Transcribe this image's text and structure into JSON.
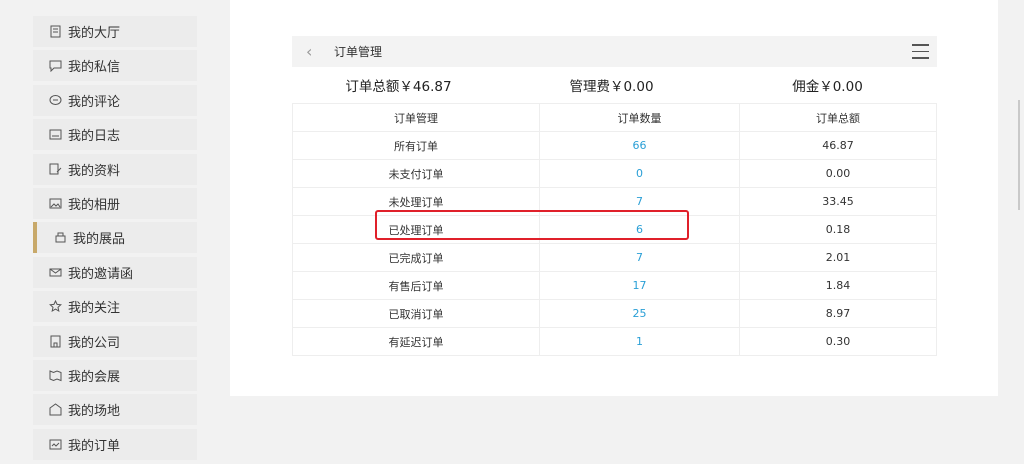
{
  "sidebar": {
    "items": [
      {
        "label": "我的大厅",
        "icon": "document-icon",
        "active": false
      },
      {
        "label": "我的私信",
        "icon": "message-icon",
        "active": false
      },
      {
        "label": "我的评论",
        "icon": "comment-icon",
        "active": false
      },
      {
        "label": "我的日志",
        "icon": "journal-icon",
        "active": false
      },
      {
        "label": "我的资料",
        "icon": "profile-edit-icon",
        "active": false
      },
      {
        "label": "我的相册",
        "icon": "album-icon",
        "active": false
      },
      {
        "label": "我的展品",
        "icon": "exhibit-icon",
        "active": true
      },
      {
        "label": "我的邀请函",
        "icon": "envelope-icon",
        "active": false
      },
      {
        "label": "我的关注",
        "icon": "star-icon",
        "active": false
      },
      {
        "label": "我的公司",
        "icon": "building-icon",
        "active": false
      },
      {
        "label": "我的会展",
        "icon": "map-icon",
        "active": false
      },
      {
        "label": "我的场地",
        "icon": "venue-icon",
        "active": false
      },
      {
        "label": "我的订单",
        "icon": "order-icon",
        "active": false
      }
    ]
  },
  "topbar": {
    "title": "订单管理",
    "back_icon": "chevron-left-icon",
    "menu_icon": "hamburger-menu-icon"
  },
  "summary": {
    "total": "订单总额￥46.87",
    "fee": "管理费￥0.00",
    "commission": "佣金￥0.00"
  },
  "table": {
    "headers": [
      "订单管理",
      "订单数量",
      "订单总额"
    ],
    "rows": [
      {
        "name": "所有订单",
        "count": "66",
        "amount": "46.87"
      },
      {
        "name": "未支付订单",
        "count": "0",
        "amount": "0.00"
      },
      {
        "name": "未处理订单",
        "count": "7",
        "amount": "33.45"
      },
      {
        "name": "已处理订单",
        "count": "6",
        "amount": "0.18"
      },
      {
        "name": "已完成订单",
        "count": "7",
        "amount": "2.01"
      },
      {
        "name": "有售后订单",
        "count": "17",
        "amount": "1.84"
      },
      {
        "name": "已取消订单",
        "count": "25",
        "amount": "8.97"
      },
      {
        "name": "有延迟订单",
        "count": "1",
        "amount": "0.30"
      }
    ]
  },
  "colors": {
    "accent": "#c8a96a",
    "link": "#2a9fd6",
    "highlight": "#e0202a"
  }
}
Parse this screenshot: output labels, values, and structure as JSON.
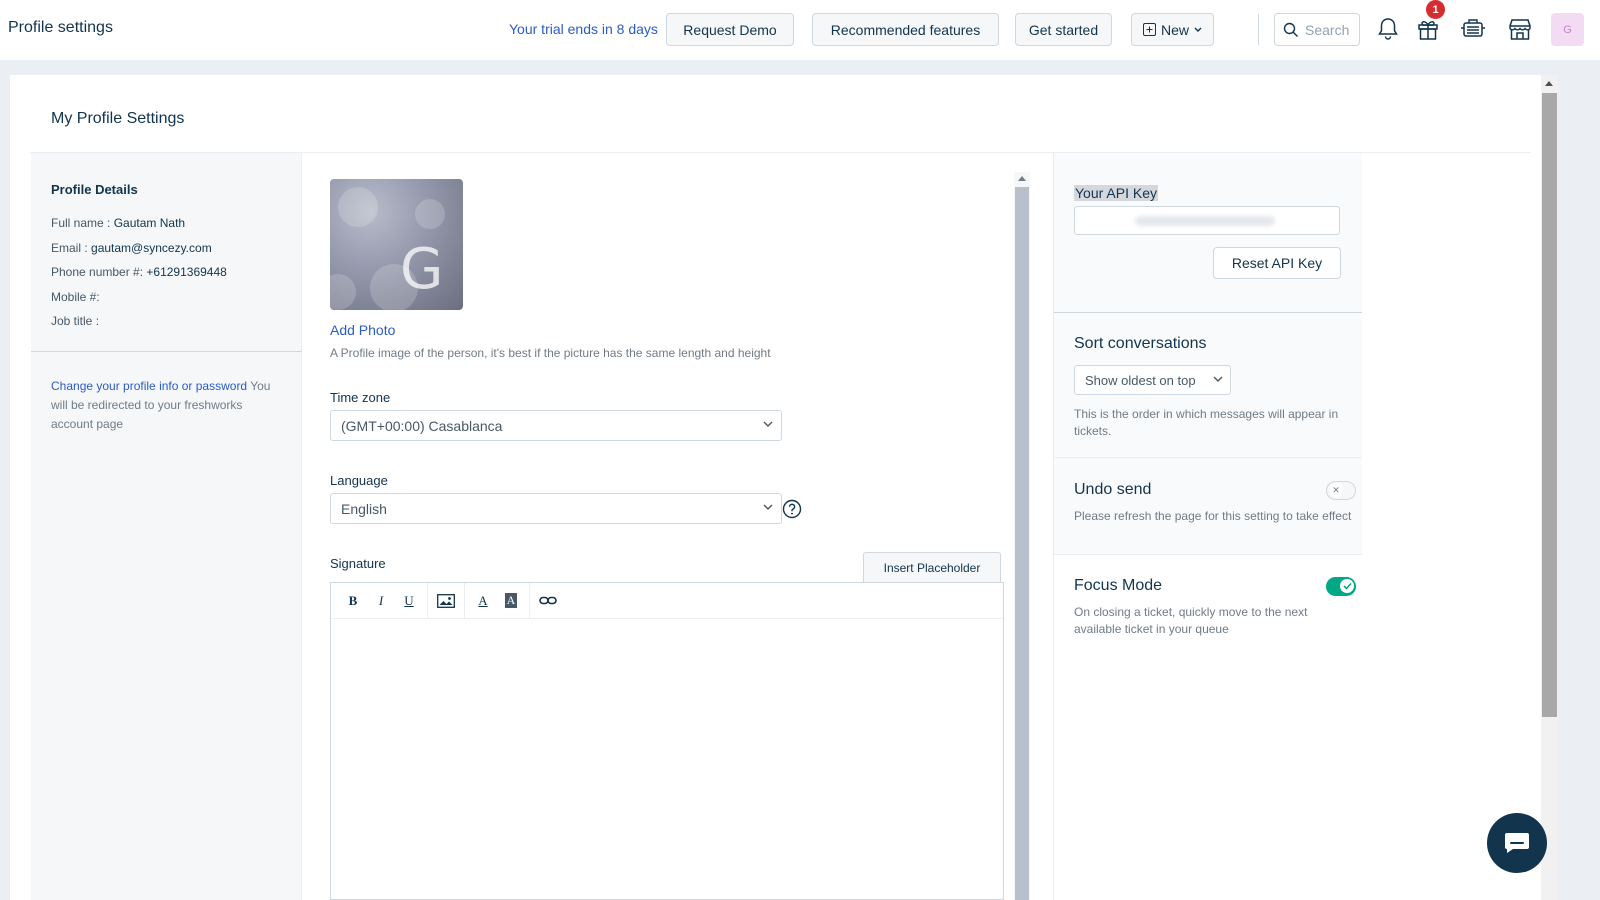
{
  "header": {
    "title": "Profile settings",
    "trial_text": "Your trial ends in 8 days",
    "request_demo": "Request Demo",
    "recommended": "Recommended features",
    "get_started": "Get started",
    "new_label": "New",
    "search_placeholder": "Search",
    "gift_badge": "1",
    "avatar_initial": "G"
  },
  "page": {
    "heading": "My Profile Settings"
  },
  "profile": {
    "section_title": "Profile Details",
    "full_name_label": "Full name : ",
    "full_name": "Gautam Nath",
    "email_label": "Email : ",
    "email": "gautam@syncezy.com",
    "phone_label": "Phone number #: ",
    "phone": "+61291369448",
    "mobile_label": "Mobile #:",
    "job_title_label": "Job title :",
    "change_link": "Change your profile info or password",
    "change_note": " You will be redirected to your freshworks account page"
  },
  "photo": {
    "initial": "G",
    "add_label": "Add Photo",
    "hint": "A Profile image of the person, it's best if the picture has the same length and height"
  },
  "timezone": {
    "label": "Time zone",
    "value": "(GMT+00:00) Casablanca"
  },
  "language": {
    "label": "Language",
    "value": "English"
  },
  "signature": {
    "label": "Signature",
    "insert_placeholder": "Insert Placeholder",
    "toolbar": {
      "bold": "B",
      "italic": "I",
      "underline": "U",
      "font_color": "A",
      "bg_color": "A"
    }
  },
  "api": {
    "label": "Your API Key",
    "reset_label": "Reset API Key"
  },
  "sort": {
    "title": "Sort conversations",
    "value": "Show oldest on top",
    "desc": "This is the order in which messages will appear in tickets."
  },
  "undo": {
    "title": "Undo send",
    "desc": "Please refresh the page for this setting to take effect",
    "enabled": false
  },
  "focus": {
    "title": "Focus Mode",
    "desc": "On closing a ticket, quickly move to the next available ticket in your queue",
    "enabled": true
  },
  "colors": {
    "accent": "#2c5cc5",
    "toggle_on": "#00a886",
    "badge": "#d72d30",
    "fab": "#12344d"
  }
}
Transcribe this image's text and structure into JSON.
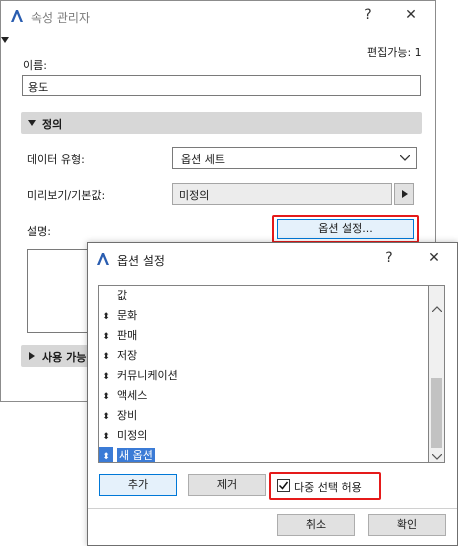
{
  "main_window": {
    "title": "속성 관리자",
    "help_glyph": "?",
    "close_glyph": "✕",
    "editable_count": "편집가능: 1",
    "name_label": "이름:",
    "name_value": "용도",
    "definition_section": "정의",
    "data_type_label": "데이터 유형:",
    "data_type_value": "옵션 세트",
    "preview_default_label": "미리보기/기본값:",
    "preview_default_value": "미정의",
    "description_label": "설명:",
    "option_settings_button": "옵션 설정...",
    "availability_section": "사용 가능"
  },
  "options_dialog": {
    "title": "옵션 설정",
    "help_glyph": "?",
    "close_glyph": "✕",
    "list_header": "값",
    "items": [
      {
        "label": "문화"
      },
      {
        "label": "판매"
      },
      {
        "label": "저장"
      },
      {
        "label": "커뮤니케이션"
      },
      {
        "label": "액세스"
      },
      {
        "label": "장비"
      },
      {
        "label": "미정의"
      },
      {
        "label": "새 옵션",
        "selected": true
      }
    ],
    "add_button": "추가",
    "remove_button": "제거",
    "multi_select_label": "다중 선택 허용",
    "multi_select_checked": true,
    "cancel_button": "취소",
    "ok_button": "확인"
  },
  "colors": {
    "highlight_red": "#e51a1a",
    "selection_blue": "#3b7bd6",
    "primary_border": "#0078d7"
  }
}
--------
* _WHAT YOU NEED TO DO_: The material above holds pictures; copy everything else in it exactly.

* _RESULT FOR THIS TASK_:
Transcribe this image's text and structure into JSON.
{
  "sidebar": {
    "items": [
      {
        "label": "我的大厅",
        "icon": "document-icon",
        "active": false
      },
      {
        "label": "我的私信",
        "icon": "message-icon",
        "active": false
      },
      {
        "label": "我的评论",
        "icon": "comment-icon",
        "active": false
      },
      {
        "label": "我的日志",
        "icon": "journal-icon",
        "active": false
      },
      {
        "label": "我的资料",
        "icon": "profile-edit-icon",
        "active": false
      },
      {
        "label": "我的相册",
        "icon": "album-icon",
        "active": false
      },
      {
        "label": "我的展品",
        "icon": "exhibit-icon",
        "active": true
      },
      {
        "label": "我的邀请函",
        "icon": "envelope-icon",
        "active": false
      },
      {
        "label": "我的关注",
        "icon": "star-icon",
        "active": false
      },
      {
        "label": "我的公司",
        "icon": "building-icon",
        "active": false
      },
      {
        "label": "我的会展",
        "icon": "map-icon",
        "active": false
      },
      {
        "label": "我的场地",
        "icon": "venue-icon",
        "active": false
      },
      {
        "label": "我的订单",
        "icon": "order-icon",
        "active": false
      }
    ]
  },
  "topbar": {
    "title": "订单管理",
    "back_icon": "chevron-left-icon",
    "menu_icon": "hamburger-menu-icon"
  },
  "summary": {
    "total": "订单总额￥46.87",
    "fee": "管理费￥0.00",
    "commission": "佣金￥0.00"
  },
  "table": {
    "headers": [
      "订单管理",
      "订单数量",
      "订单总额"
    ],
    "rows": [
      {
        "name": "所有订单",
        "count": "66",
        "amount": "46.87"
      },
      {
        "name": "未支付订单",
        "count": "0",
        "amount": "0.00"
      },
      {
        "name": "未处理订单",
        "count": "7",
        "amount": "33.45"
      },
      {
        "name": "已处理订单",
        "count": "6",
        "amount": "0.18"
      },
      {
        "name": "已完成订单",
        "count": "7",
        "amount": "2.01"
      },
      {
        "name": "有售后订单",
        "count": "17",
        "amount": "1.84"
      },
      {
        "name": "已取消订单",
        "count": "25",
        "amount": "8.97"
      },
      {
        "name": "有延迟订单",
        "count": "1",
        "amount": "0.30"
      }
    ]
  },
  "colors": {
    "accent": "#c8a96a",
    "link": "#2a9fd6",
    "highlight": "#e0202a"
  }
}
Parse this screenshot: output labels, values, and structure as JSON.
{
  "header": {
    "title": "Profile settings",
    "trial_text": "Your trial ends in 8 days",
    "request_demo": "Request Demo",
    "recommended": "Recommended features",
    "get_started": "Get started",
    "new_label": "New",
    "search_placeholder": "Search",
    "gift_badge": "1",
    "avatar_initial": "G"
  },
  "page": {
    "heading": "My Profile Settings"
  },
  "profile": {
    "section_title": "Profile Details",
    "full_name_label": "Full name : ",
    "full_name": "Gautam Nath",
    "email_label": "Email : ",
    "email": "gautam@syncezy.com",
    "phone_label": "Phone number #: ",
    "phone": "+61291369448",
    "mobile_label": "Mobile #:",
    "job_title_label": "Job title :",
    "change_link": "Change your profile info or password",
    "change_note": " You will be redirected to your freshworks account page"
  },
  "photo": {
    "initial": "G",
    "add_label": "Add Photo",
    "hint": "A Profile image of the person, it's best if the picture has the same length and height"
  },
  "timezone": {
    "label": "Time zone",
    "value": "(GMT+00:00) Casablanca"
  },
  "language": {
    "label": "Language",
    "value": "English"
  },
  "signature": {
    "label": "Signature",
    "insert_placeholder": "Insert Placeholder",
    "toolbar": {
      "bold": "B",
      "italic": "I",
      "underline": "U",
      "font_color": "A",
      "bg_color": "A"
    }
  },
  "api": {
    "label": "Your API Key",
    "reset_label": "Reset API Key"
  },
  "sort": {
    "title": "Sort conversations",
    "value": "Show oldest on top",
    "desc": "This is the order in which messages will appear in tickets."
  },
  "undo": {
    "title": "Undo send",
    "desc": "Please refresh the page for this setting to take effect",
    "enabled": false
  },
  "focus": {
    "title": "Focus Mode",
    "desc": "On closing a ticket, quickly move to the next available ticket in your queue",
    "enabled": true
  },
  "colors": {
    "accent": "#2c5cc5",
    "toggle_on": "#00a886",
    "badge": "#d72d30",
    "fab": "#12344d"
  }
}
Transcribe this image's text and structure into JSON.
{
  "main_window": {
    "title": "속성 관리자",
    "help_glyph": "?",
    "close_glyph": "✕",
    "editable_count": "편집가능: 1",
    "name_label": "이름:",
    "name_value": "용도",
    "definition_section": "정의",
    "data_type_label": "데이터 유형:",
    "data_type_value": "옵션 세트",
    "preview_default_label": "미리보기/기본값:",
    "preview_default_value": "미정의",
    "description_label": "설명:",
    "option_settings_button": "옵션 설정...",
    "availability_section": "사용 가능"
  },
  "options_dialog": {
    "title": "옵션 설정",
    "help_glyph": "?",
    "close_glyph": "✕",
    "list_header": "값",
    "items": [
      {
        "label": "문화"
      },
      {
        "label": "판매"
      },
      {
        "label": "저장"
      },
      {
        "label": "커뮤니케이션"
      },
      {
        "label": "액세스"
      },
      {
        "label": "장비"
      },
      {
        "label": "미정의"
      },
      {
        "label": "새 옵션",
        "selected": true
      }
    ],
    "add_button": "추가",
    "remove_button": "제거",
    "multi_select_label": "다중 선택 허용",
    "multi_select_checked": true,
    "cancel_button": "취소",
    "ok_button": "확인"
  },
  "colors": {
    "highlight_red": "#e51a1a",
    "selection_blue": "#3b7bd6",
    "primary_border": "#0078d7"
  }
}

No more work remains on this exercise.